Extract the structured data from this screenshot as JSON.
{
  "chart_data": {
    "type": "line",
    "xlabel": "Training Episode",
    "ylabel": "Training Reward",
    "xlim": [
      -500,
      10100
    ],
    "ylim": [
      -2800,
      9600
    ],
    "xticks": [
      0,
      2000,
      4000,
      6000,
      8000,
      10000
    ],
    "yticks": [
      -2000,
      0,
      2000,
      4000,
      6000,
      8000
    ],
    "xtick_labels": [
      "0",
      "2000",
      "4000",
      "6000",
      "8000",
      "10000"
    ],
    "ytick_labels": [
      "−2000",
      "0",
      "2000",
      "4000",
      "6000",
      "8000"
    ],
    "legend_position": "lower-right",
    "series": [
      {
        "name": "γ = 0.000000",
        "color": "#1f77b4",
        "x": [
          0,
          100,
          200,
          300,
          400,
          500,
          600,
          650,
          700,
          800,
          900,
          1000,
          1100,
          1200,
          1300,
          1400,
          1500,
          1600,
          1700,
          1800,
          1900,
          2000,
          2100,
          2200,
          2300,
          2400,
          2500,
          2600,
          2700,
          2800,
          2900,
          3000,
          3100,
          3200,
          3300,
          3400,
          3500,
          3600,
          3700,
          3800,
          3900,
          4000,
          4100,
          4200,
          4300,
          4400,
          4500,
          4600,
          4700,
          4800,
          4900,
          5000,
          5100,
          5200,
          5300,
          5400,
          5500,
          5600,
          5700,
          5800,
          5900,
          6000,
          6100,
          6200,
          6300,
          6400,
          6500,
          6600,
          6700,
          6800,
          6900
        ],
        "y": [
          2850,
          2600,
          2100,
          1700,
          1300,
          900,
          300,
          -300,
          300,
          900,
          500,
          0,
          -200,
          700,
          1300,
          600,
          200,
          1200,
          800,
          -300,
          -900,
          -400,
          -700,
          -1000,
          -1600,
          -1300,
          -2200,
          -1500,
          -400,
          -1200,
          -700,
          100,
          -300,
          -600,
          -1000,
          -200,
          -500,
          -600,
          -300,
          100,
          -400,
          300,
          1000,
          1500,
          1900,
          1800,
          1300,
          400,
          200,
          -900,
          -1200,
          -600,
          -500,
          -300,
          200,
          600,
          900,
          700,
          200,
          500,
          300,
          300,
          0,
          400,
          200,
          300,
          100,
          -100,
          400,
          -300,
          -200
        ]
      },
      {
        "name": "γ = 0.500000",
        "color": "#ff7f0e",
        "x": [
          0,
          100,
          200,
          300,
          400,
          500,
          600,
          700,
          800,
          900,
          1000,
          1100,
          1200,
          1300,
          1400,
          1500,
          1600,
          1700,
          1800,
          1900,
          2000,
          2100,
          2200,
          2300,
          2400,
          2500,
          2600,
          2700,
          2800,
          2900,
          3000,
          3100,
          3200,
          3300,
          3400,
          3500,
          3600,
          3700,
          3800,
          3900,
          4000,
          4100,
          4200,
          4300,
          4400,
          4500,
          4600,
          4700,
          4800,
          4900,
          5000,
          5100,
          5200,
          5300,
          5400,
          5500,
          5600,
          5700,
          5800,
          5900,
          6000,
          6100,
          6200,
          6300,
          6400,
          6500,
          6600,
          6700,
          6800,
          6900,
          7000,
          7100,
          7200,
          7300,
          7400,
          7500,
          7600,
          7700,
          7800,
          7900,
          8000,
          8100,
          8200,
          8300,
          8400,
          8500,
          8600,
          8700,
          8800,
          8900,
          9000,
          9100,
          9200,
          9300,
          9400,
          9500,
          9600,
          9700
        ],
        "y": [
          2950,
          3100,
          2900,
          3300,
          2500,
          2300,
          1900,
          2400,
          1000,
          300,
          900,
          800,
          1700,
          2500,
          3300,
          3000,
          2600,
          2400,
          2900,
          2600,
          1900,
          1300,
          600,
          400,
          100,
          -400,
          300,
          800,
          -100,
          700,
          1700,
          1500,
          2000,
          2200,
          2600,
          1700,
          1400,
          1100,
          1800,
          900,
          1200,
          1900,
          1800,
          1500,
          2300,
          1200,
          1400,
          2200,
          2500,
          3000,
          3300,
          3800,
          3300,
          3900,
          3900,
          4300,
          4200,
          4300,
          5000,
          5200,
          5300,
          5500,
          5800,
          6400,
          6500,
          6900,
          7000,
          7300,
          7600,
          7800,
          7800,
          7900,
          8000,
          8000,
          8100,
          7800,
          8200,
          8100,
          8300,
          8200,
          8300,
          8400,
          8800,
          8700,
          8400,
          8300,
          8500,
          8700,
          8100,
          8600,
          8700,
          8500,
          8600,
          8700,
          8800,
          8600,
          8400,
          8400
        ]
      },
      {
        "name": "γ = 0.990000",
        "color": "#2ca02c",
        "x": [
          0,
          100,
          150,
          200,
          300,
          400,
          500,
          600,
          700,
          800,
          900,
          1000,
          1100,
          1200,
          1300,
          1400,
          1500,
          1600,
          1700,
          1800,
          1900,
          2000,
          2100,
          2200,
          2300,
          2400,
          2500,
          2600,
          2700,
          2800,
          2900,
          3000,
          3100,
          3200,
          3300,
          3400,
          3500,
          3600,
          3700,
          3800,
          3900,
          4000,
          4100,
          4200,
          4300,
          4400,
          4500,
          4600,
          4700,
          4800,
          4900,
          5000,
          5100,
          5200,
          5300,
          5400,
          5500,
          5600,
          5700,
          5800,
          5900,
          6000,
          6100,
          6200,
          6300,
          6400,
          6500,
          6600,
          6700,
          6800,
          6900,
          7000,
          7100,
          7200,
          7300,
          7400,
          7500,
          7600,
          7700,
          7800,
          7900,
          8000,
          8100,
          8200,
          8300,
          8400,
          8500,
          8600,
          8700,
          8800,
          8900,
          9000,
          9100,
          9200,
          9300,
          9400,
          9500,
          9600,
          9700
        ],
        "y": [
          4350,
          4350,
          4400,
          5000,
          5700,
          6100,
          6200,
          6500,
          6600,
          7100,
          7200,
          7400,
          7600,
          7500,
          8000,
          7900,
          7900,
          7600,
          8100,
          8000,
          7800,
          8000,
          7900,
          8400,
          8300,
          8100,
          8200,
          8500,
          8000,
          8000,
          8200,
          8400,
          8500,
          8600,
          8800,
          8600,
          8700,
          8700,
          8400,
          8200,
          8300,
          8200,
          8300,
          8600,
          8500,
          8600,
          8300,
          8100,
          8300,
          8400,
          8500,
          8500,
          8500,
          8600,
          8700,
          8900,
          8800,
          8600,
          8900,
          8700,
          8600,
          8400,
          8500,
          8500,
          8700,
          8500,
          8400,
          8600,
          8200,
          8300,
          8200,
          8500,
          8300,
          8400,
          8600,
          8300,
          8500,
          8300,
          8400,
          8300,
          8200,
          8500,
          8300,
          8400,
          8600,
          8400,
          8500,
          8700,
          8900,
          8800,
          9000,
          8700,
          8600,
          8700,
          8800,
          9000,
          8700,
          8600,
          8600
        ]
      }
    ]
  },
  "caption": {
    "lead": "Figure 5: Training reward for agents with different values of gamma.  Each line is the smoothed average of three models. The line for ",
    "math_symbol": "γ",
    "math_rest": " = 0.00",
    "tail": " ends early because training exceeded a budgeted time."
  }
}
☆ ☆ ☆ ☆
Your objective:
Exactly as written above, please repeat the entries.

Solution:
Extract the structured data from this screenshot as JSON.
{
  "chart_data": {
    "type": "line",
    "xlabel": "Training Episode",
    "ylabel": "Training Reward",
    "xlim": [
      -500,
      10100
    ],
    "ylim": [
      -2800,
      9600
    ],
    "xticks": [
      0,
      2000,
      4000,
      6000,
      8000,
      10000
    ],
    "yticks": [
      -2000,
      0,
      2000,
      4000,
      6000,
      8000
    ],
    "xtick_labels": [
      "0",
      "2000",
      "4000",
      "6000",
      "8000",
      "10000"
    ],
    "ytick_labels": [
      "−2000",
      "0",
      "2000",
      "4000",
      "6000",
      "8000"
    ],
    "legend_position": "lower-right",
    "series": [
      {
        "name": "γ = 0.000000",
        "color": "#1f77b4",
        "x": [
          0,
          100,
          200,
          300,
          400,
          500,
          600,
          650,
          700,
          800,
          900,
          1000,
          1100,
          1200,
          1300,
          1400,
          1500,
          1600,
          1700,
          1800,
          1900,
          2000,
          2100,
          2200,
          2300,
          2400,
          2500,
          2600,
          2700,
          2800,
          2900,
          3000,
          3100,
          3200,
          3300,
          3400,
          3500,
          3600,
          3700,
          3800,
          3900,
          4000,
          4100,
          4200,
          4300,
          4400,
          4500,
          4600,
          4700,
          4800,
          4900,
          5000,
          5100,
          5200,
          5300,
          5400,
          5500,
          5600,
          5700,
          5800,
          5900,
          6000,
          6100,
          6200,
          6300,
          6400,
          6500,
          6600,
          6700,
          6800,
          6900
        ],
        "y": [
          2850,
          2600,
          2100,
          1700,
          1300,
          900,
          300,
          -300,
          300,
          900,
          500,
          0,
          -200,
          700,
          1300,
          600,
          200,
          1200,
          800,
          -300,
          -900,
          -400,
          -700,
          -1000,
          -1600,
          -1300,
          -2200,
          -1500,
          -400,
          -1200,
          -700,
          100,
          -300,
          -600,
          -1000,
          -200,
          -500,
          -600,
          -300,
          100,
          -400,
          300,
          1000,
          1500,
          1900,
          1800,
          1300,
          400,
          200,
          -900,
          -1200,
          -600,
          -500,
          -300,
          200,
          600,
          900,
          700,
          200,
          500,
          300,
          300,
          0,
          400,
          200,
          300,
          100,
          -100,
          400,
          -300,
          -200
        ]
      },
      {
        "name": "γ = 0.500000",
        "color": "#ff7f0e",
        "x": [
          0,
          100,
          200,
          300,
          400,
          500,
          600,
          700,
          800,
          900,
          1000,
          1100,
          1200,
          1300,
          1400,
          1500,
          1600,
          1700,
          1800,
          1900,
          2000,
          2100,
          2200,
          2300,
          2400,
          2500,
          2600,
          2700,
          2800,
          2900,
          3000,
          3100,
          3200,
          3300,
          3400,
          3500,
          3600,
          3700,
          3800,
          3900,
          4000,
          4100,
          4200,
          4300,
          4400,
          4500,
          4600,
          4700,
          4800,
          4900,
          5000,
          5100,
          5200,
          5300,
          5400,
          5500,
          5600,
          5700,
          5800,
          5900,
          6000,
          6100,
          6200,
          6300,
          6400,
          6500,
          6600,
          6700,
          6800,
          6900,
          7000,
          7100,
          7200,
          7300,
          7400,
          7500,
          7600,
          7700,
          7800,
          7900,
          8000,
          8100,
          8200,
          8300,
          8400,
          8500,
          8600,
          8700,
          8800,
          8900,
          9000,
          9100,
          9200,
          9300,
          9400,
          9500,
          9600,
          9700
        ],
        "y": [
          2950,
          3100,
          2900,
          3300,
          2500,
          2300,
          1900,
          2400,
          1000,
          300,
          900,
          800,
          1700,
          2500,
          3300,
          3000,
          2600,
          2400,
          2900,
          2600,
          1900,
          1300,
          600,
          400,
          100,
          -400,
          300,
          800,
          -100,
          700,
          1700,
          1500,
          2000,
          2200,
          2600,
          1700,
          1400,
          1100,
          1800,
          900,
          1200,
          1900,
          1800,
          1500,
          2300,
          1200,
          1400,
          2200,
          2500,
          3000,
          3300,
          3800,
          3300,
          3900,
          3900,
          4300,
          4200,
          4300,
          5000,
          5200,
          5300,
          5500,
          5800,
          6400,
          6500,
          6900,
          7000,
          7300,
          7600,
          7800,
          7800,
          7900,
          8000,
          8000,
          8100,
          7800,
          8200,
          8100,
          8300,
          8200,
          8300,
          8400,
          8800,
          8700,
          8400,
          8300,
          8500,
          8700,
          8100,
          8600,
          8700,
          8500,
          8600,
          8700,
          8800,
          8600,
          8400,
          8400
        ]
      },
      {
        "name": "γ = 0.990000",
        "color": "#2ca02c",
        "x": [
          0,
          100,
          150,
          200,
          300,
          400,
          500,
          600,
          700,
          800,
          900,
          1000,
          1100,
          1200,
          1300,
          1400,
          1500,
          1600,
          1700,
          1800,
          1900,
          2000,
          2100,
          2200,
          2300,
          2400,
          2500,
          2600,
          2700,
          2800,
          2900,
          3000,
          3100,
          3200,
          3300,
          3400,
          3500,
          3600,
          3700,
          3800,
          3900,
          4000,
          4100,
          4200,
          4300,
          4400,
          4500,
          4600,
          4700,
          4800,
          4900,
          5000,
          5100,
          5200,
          5300,
          5400,
          5500,
          5600,
          5700,
          5800,
          5900,
          6000,
          6100,
          6200,
          6300,
          6400,
          6500,
          6600,
          6700,
          6800,
          6900,
          7000,
          7100,
          7200,
          7300,
          7400,
          7500,
          7600,
          7700,
          7800,
          7900,
          8000,
          8100,
          8200,
          8300,
          8400,
          8500,
          8600,
          8700,
          8800,
          8900,
          9000,
          9100,
          9200,
          9300,
          9400,
          9500,
          9600,
          9700
        ],
        "y": [
          4350,
          4350,
          4400,
          5000,
          5700,
          6100,
          6200,
          6500,
          6600,
          7100,
          7200,
          7400,
          7600,
          7500,
          8000,
          7900,
          7900,
          7600,
          8100,
          8000,
          7800,
          8000,
          7900,
          8400,
          8300,
          8100,
          8200,
          8500,
          8000,
          8000,
          8200,
          8400,
          8500,
          8600,
          8800,
          8600,
          8700,
          8700,
          8400,
          8200,
          8300,
          8200,
          8300,
          8600,
          8500,
          8600,
          8300,
          8100,
          8300,
          8400,
          8500,
          8500,
          8500,
          8600,
          8700,
          8900,
          8800,
          8600,
          8900,
          8700,
          8600,
          8400,
          8500,
          8500,
          8700,
          8500,
          8400,
          8600,
          8200,
          8300,
          8200,
          8500,
          8300,
          8400,
          8600,
          8300,
          8500,
          8300,
          8400,
          8300,
          8200,
          8500,
          8300,
          8400,
          8600,
          8400,
          8500,
          8700,
          8900,
          8800,
          9000,
          8700,
          8600,
          8700,
          8800,
          9000,
          8700,
          8600,
          8600
        ]
      }
    ]
  },
  "caption": {
    "lead": "Figure 5: Training reward for agents with different values of gamma.  Each line is the smoothed average of three models. The line for ",
    "math_symbol": "γ",
    "math_rest": " = 0.00",
    "tail": " ends early because training exceeded a budgeted time."
  }
}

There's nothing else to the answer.